Given task:
Will you extract the entries word for word? Images should not appear in the copy.

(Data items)
+++++

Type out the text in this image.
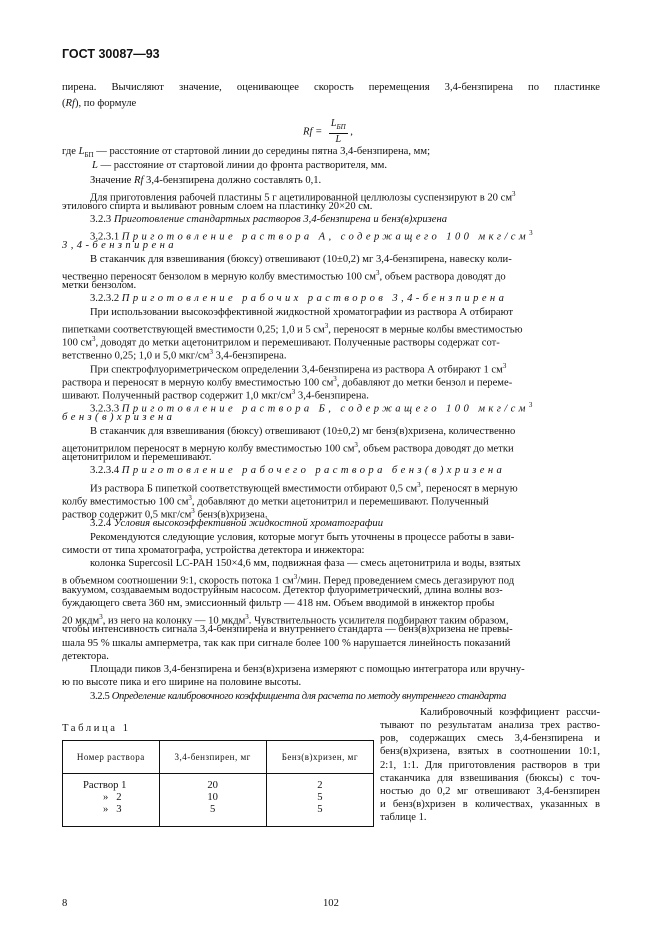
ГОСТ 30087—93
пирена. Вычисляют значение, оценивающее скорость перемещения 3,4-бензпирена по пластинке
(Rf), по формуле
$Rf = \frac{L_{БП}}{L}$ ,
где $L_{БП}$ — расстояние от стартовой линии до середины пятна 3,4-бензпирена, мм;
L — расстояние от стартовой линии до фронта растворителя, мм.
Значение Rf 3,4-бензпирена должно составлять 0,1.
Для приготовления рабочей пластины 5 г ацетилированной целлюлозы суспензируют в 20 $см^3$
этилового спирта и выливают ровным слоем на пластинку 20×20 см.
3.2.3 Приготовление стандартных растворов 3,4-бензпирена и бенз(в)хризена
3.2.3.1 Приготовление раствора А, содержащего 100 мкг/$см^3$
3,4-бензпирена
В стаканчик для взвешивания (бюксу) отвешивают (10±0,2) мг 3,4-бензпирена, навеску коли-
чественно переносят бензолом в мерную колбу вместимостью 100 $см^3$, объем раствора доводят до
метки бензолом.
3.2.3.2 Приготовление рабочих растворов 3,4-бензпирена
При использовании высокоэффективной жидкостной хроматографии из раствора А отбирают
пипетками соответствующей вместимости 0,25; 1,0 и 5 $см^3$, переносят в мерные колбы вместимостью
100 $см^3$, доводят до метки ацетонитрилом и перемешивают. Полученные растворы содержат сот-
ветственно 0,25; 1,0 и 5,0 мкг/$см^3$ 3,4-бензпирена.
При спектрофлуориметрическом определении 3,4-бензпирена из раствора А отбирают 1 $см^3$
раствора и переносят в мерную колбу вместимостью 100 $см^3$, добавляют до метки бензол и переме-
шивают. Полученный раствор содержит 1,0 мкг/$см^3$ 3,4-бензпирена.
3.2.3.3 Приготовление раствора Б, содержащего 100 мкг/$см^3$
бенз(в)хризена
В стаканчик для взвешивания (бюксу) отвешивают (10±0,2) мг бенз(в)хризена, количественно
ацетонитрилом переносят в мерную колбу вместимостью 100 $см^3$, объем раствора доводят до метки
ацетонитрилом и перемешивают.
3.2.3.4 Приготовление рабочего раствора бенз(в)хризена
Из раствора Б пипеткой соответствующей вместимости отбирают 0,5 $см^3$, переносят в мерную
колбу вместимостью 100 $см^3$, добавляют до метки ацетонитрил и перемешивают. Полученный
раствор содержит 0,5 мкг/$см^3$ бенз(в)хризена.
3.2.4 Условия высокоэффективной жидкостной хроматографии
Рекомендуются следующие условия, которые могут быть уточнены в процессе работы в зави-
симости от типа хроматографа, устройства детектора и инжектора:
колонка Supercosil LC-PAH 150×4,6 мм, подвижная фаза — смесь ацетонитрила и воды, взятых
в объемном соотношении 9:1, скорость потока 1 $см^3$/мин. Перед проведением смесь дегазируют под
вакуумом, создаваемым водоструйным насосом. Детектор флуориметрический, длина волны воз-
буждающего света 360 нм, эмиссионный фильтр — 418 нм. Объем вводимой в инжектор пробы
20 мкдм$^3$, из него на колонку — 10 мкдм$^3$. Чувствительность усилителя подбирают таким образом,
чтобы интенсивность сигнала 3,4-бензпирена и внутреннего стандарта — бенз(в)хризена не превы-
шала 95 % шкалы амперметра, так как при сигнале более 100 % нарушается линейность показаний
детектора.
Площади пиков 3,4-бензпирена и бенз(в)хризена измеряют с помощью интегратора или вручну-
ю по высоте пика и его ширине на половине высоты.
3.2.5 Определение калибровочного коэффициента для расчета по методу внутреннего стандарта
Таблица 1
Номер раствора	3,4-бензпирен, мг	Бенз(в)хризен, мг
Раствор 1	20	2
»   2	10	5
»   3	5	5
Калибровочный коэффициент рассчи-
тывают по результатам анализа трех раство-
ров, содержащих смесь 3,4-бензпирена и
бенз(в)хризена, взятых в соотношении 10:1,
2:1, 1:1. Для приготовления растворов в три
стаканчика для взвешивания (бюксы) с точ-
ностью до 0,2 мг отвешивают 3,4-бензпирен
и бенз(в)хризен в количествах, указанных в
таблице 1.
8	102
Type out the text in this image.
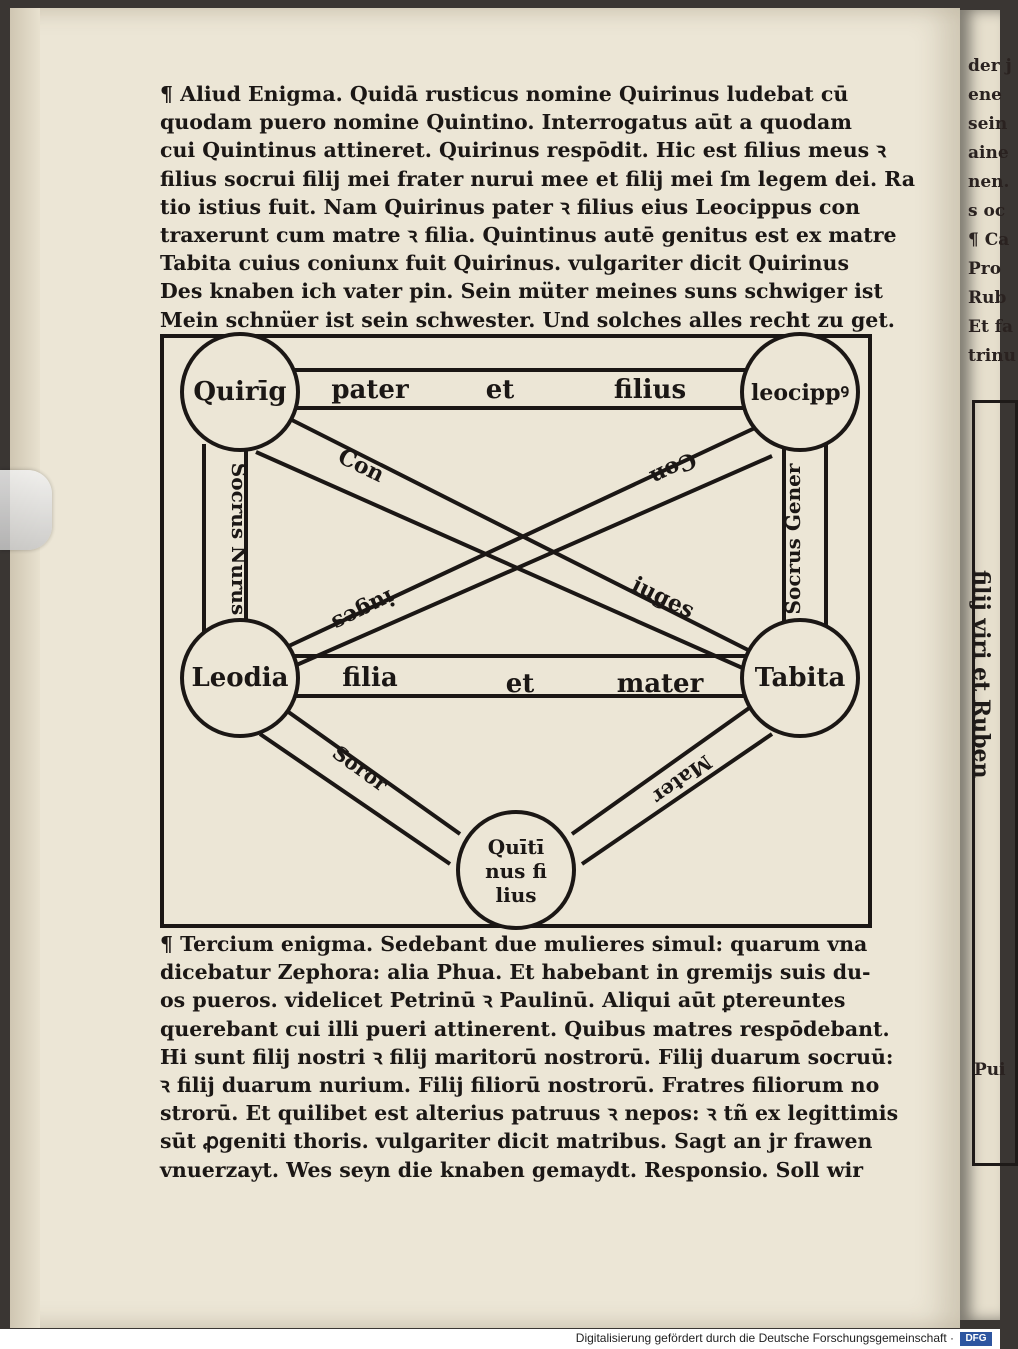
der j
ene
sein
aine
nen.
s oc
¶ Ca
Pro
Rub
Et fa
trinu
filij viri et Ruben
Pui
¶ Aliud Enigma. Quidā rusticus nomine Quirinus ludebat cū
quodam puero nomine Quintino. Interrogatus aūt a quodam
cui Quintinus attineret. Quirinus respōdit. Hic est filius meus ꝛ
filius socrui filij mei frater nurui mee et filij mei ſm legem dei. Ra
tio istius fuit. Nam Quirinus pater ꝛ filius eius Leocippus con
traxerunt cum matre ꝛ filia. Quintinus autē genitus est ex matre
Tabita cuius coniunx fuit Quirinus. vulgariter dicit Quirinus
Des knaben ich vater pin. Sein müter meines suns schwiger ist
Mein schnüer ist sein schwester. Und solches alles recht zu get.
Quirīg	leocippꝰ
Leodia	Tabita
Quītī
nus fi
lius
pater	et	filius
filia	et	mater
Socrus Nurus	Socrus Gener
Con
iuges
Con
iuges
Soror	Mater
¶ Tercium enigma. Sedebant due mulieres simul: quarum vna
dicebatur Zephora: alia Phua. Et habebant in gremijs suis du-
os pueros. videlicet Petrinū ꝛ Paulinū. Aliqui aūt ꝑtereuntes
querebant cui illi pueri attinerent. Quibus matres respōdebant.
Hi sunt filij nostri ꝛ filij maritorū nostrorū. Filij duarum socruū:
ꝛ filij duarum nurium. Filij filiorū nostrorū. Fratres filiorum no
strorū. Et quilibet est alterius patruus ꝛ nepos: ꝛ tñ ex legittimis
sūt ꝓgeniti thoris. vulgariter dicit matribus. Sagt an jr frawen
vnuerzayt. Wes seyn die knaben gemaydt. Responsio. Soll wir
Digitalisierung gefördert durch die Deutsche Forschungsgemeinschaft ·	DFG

+++++

Response:
Type out the text in this image.
ГОСТ 30087—93
пирена. Вычисляют значение, оценивающее скорость перемещения 3,4-бензпирена по пластинке
(Rf), по формуле
$Rf = \frac{L_{БП}}{L}$ ,
где $L_{БП}$ — расстояние от стартовой линии до середины пятна 3,4-бензпирена, мм;
L — расстояние от стартовой линии до фронта растворителя, мм.
Значение Rf 3,4-бензпирена должно составлять 0,1.
Для приготовления рабочей пластины 5 г ацетилированной целлюлозы суспензируют в 20 $см^3$
этилового спирта и выливают ровным слоем на пластинку 20×20 см.
3.2.3 Приготовление стандартных растворов 3,4-бензпирена и бенз(в)хризена
3.2.3.1 Приготовление раствора А, содержащего 100 мкг/$см^3$
3,4-бензпирена
В стаканчик для взвешивания (бюксу) отвешивают (10±0,2) мг 3,4-бензпирена, навеску коли-
чественно переносят бензолом в мерную колбу вместимостью 100 $см^3$, объем раствора доводят до
метки бензолом.
3.2.3.2 Приготовление рабочих растворов 3,4-бензпирена
При использовании высокоэффективной жидкостной хроматографии из раствора А отбирают
пипетками соответствующей вместимости 0,25; 1,0 и 5 $см^3$, переносят в мерные колбы вместимостью
100 $см^3$, доводят до метки ацетонитрилом и перемешивают. Полученные растворы содержат сот-
ветственно 0,25; 1,0 и 5,0 мкг/$см^3$ 3,4-бензпирена.
При спектрофлуориметрическом определении 3,4-бензпирена из раствора А отбирают 1 $см^3$
раствора и переносят в мерную колбу вместимостью 100 $см^3$, добавляют до метки бензол и переме-
шивают. Полученный раствор содержит 1,0 мкг/$см^3$ 3,4-бензпирена.
3.2.3.3 Приготовление раствора Б, содержащего 100 мкг/$см^3$
бенз(в)хризена
В стаканчик для взвешивания (бюксу) отвешивают (10±0,2) мг бенз(в)хризена, количественно
ацетонитрилом переносят в мерную колбу вместимостью 100 $см^3$, объем раствора доводят до метки
ацетонитрилом и перемешивают.
3.2.3.4 Приготовление рабочего раствора бенз(в)хризена
Из раствора Б пипеткой соответствующей вместимости отбирают 0,5 $см^3$, переносят в мерную
колбу вместимостью 100 $см^3$, добавляют до метки ацетонитрил и перемешивают. Полученный
раствор содержит 0,5 мкг/$см^3$ бенз(в)хризена.
3.2.4 Условия высокоэффективной жидкостной хроматографии
Рекомендуются следующие условия, которые могут быть уточнены в процессе работы в зави-
симости от типа хроматографа, устройства детектора и инжектора:
колонка Supercosil LC-PAH 150×4,6 мм, подвижная фаза — смесь ацетонитрила и воды, взятых
в объемном соотношении 9:1, скорость потока 1 $см^3$/мин. Перед проведением смесь дегазируют под
вакуумом, создаваемым водоструйным насосом. Детектор флуориметрический, длина волны воз-
буждающего света 360 нм, эмиссионный фильтр — 418 нм. Объем вводимой в инжектор пробы
20 мкдм$^3$, из него на колонку — 10 мкдм$^3$. Чувствительность усилителя подбирают таким образом,
чтобы интенсивность сигнала 3,4-бензпирена и внутреннего стандарта — бенз(в)хризена не превы-
шала 95 % шкалы амперметра, так как при сигнале более 100 % нарушается линейность показаний
детектора.
Площади пиков 3,4-бензпирена и бенз(в)хризена измеряют с помощью интегратора или вручну-
ю по высоте пика и его ширине на половине высоты.
3.2.5 Определение калибровочного коэффициента для расчета по методу внутреннего стандарта
Таблица 1
Номер раствора	3,4-бензпирен, мг	Бенз(в)хризен, мг
Раствор 1	20	2
»   2	10	5
»   3	5	5
Калибровочный коэффициент рассчи-
тывают по результатам анализа трех раство-
ров, содержащих смесь 3,4-бензпирена и
бенз(в)хризена, взятых в соотношении 10:1,
2:1, 1:1. Для приготовления растворов в три
стаканчика для взвешивания (бюксы) с точ-
ностью до 0,2 мг отвешивают 3,4-бензпирен
и бенз(в)хризен в количествах, указанных в
таблице 1.
8	102
Type out the text in this image.
der j
ene
sein
aine
nen.
s oc
¶ Ca
Pro
Rub
Et fa
trinu
filij viri et Ruben
Pui
¶ Aliud Enigma. Quidā rusticus nomine Quirinus ludebat cū
quodam puero nomine Quintino. Interrogatus aūt a quodam
cui Quintinus attineret. Quirinus respōdit. Hic est filius meus ꝛ
filius socrui filij mei frater nurui mee et filij mei ſm legem dei. Ra
tio istius fuit. Nam Quirinus pater ꝛ filius eius Leocippus con
traxerunt cum matre ꝛ filia. Quintinus autē genitus est ex matre
Tabita cuius coniunx fuit Quirinus. vulgariter dicit Quirinus
Des knaben ich vater pin. Sein müter meines suns schwiger ist
Mein schnüer ist sein schwester. Und solches alles recht zu get.
Quirīg	leocippꝰ
Leodia	Tabita
Quītī
nus fi
lius
pater	et	filius
filia	et	mater
Socrus Nurus	Socrus Gener
Con
iuges
Con
iuges
Soror	Mater
¶ Tercium enigma. Sedebant due mulieres simul: quarum vna
dicebatur Zephora: alia Phua. Et habebant in gremijs suis du-
os pueros. videlicet Petrinū ꝛ Paulinū. Aliqui aūt ꝑtereuntes
querebant cui illi pueri attinerent. Quibus matres respōdebant.
Hi sunt filij nostri ꝛ filij maritorū nostrorū. Filij duarum socruū:
ꝛ filij duarum nurium. Filij filiorū nostrorū. Fratres filiorum no
strorū. Et quilibet est alterius patruus ꝛ nepos: ꝛ tñ ex legittimis
sūt ꝓgeniti thoris. vulgariter dicit matribus. Sagt an jr frawen
vnuerzayt. Wes seyn die knaben gemaydt. Responsio. Soll wir
Digitalisierung gefördert durch die Deutsche Forschungsgemeinschaft ·	DFG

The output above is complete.